Exercise details ::
Scan the data below for the string "coordinate". Copy every line where it appears.

::::

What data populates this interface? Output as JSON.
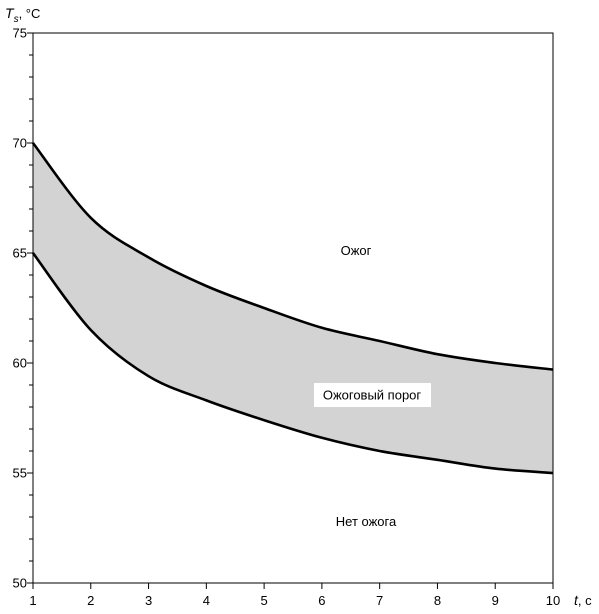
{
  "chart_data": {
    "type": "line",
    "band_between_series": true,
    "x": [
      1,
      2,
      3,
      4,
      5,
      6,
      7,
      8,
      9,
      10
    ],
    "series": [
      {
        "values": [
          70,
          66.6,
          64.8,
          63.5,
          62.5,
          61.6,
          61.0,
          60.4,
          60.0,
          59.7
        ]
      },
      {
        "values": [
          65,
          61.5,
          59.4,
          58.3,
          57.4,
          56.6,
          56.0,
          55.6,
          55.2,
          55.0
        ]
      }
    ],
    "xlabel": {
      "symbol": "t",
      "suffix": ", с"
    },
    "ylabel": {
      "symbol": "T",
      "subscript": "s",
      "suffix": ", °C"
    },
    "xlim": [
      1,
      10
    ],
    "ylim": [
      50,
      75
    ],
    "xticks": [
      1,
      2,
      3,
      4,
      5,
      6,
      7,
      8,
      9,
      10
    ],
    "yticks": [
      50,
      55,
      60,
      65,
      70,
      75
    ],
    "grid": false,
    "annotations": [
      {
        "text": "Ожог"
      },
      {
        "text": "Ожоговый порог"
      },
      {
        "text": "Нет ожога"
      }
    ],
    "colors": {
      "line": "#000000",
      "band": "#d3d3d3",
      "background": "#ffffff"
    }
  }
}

::::

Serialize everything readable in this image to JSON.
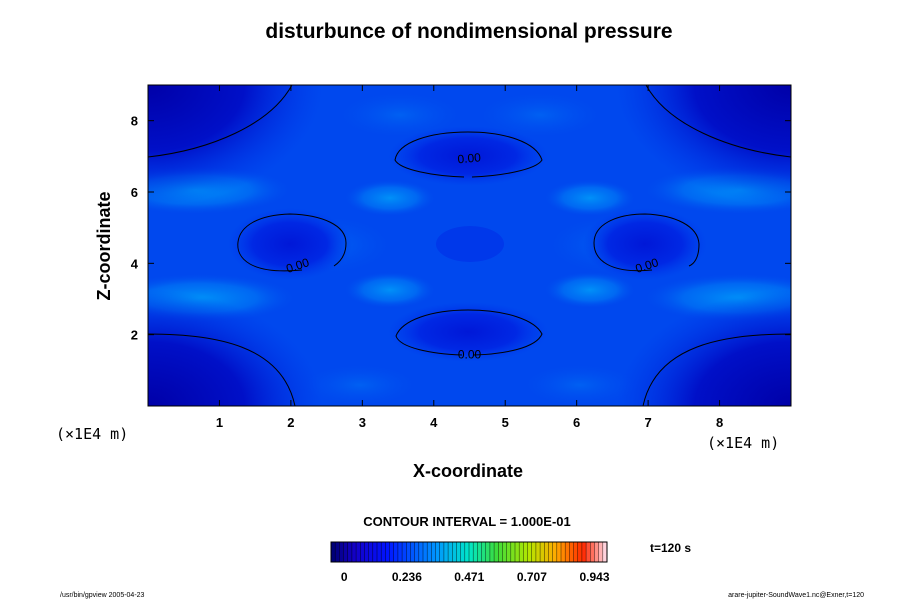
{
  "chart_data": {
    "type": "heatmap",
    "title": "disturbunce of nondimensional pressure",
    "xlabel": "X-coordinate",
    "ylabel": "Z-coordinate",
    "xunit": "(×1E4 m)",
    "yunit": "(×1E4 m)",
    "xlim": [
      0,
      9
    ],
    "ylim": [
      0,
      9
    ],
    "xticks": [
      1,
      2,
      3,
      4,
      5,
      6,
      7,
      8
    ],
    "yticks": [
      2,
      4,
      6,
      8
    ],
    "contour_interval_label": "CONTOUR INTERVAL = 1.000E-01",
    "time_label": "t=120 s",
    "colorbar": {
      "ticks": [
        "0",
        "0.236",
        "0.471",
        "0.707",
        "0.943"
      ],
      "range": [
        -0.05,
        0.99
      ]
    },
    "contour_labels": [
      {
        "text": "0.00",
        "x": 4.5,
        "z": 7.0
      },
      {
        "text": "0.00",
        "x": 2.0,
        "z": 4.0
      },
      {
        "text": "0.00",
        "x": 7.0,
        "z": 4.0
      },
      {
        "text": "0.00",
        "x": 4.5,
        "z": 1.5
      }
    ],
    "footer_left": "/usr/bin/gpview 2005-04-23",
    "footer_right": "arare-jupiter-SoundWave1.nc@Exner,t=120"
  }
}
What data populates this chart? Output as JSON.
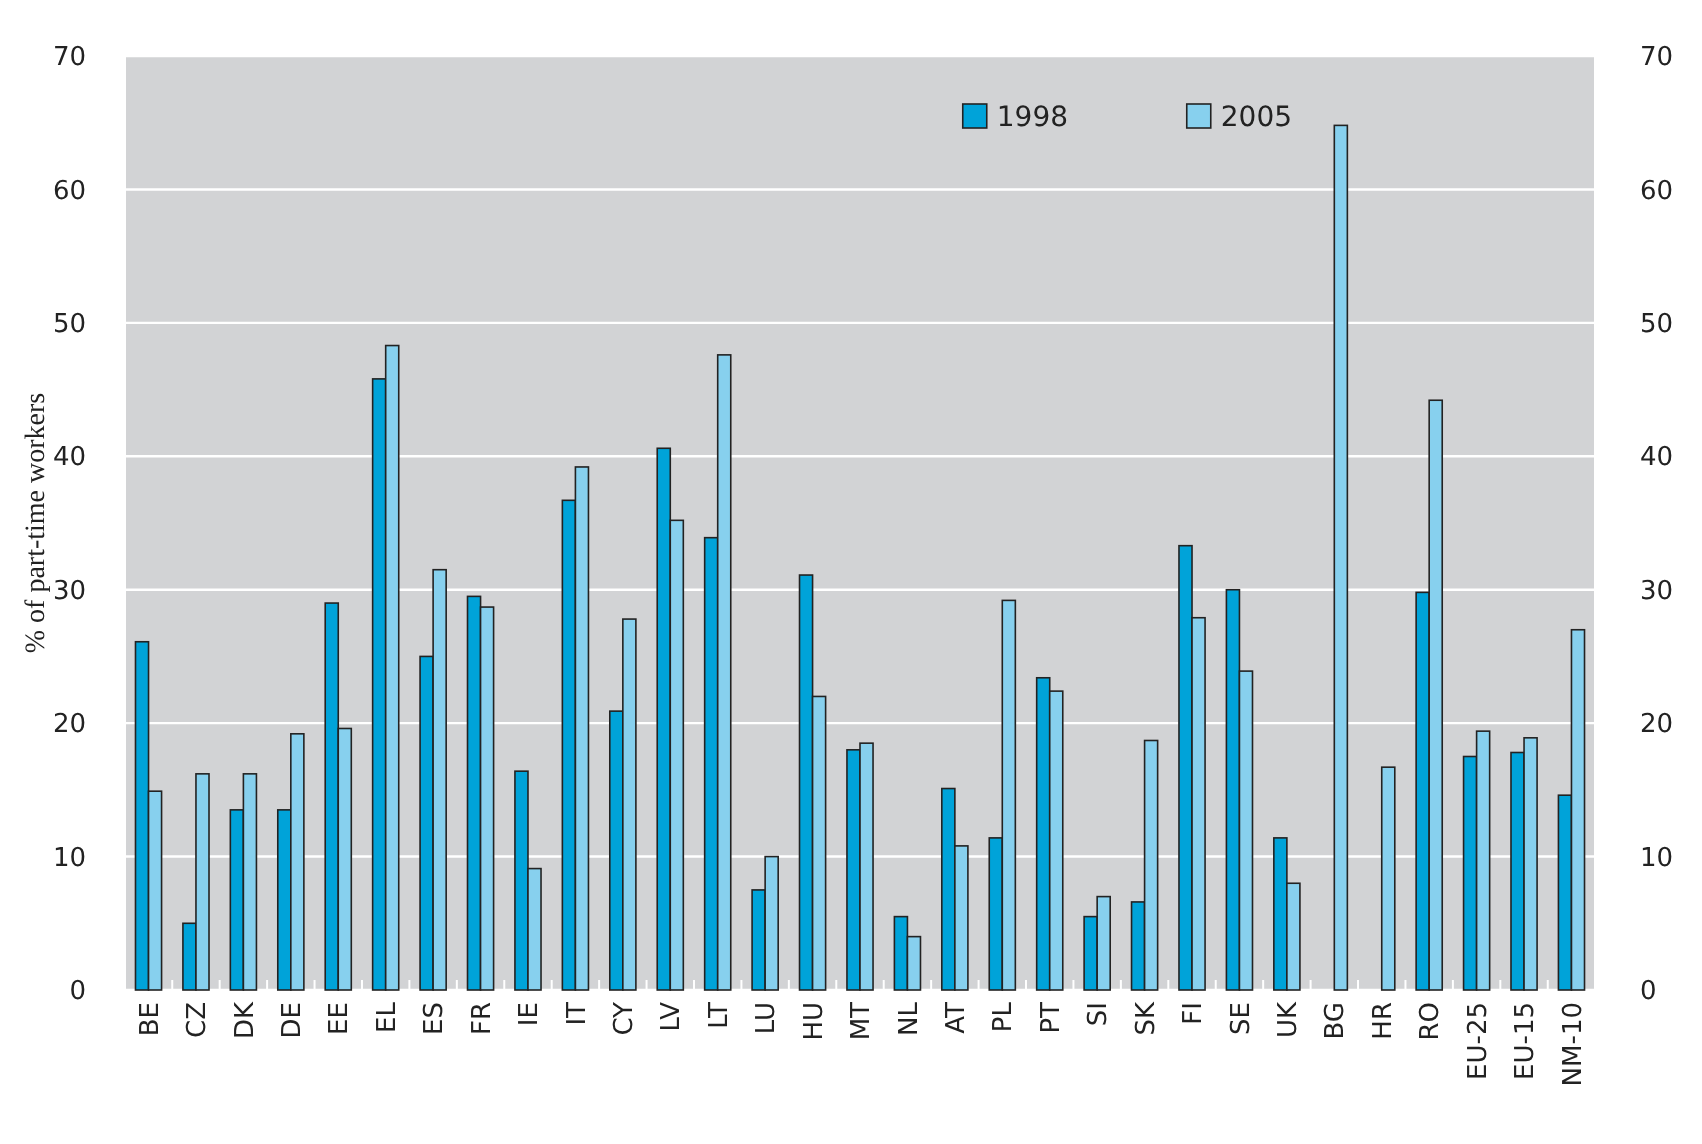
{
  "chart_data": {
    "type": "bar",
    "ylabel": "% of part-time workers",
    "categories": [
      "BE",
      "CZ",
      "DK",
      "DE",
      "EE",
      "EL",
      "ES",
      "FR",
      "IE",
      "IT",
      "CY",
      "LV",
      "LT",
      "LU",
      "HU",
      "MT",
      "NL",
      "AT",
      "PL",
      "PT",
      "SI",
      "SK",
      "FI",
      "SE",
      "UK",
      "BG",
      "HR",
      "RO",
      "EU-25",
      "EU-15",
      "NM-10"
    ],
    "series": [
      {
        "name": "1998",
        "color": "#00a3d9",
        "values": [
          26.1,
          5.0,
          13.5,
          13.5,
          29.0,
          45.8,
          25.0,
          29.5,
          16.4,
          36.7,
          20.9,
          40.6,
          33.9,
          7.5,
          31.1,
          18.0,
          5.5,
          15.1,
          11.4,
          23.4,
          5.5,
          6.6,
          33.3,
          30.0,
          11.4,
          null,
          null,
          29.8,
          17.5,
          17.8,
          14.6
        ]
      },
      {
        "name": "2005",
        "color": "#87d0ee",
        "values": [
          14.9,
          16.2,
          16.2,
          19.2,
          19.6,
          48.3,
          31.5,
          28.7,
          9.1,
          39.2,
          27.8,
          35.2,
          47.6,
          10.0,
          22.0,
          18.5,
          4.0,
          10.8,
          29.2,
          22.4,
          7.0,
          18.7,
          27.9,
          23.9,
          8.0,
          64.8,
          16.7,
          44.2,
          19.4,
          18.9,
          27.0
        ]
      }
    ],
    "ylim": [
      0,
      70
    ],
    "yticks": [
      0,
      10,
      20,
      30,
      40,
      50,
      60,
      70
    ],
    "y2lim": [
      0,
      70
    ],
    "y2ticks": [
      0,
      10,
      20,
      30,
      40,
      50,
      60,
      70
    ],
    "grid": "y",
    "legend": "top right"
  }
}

::::

Output of the task ::
    "xlabel": "X-coordinate",
    "ylabel": "Z-coordinate",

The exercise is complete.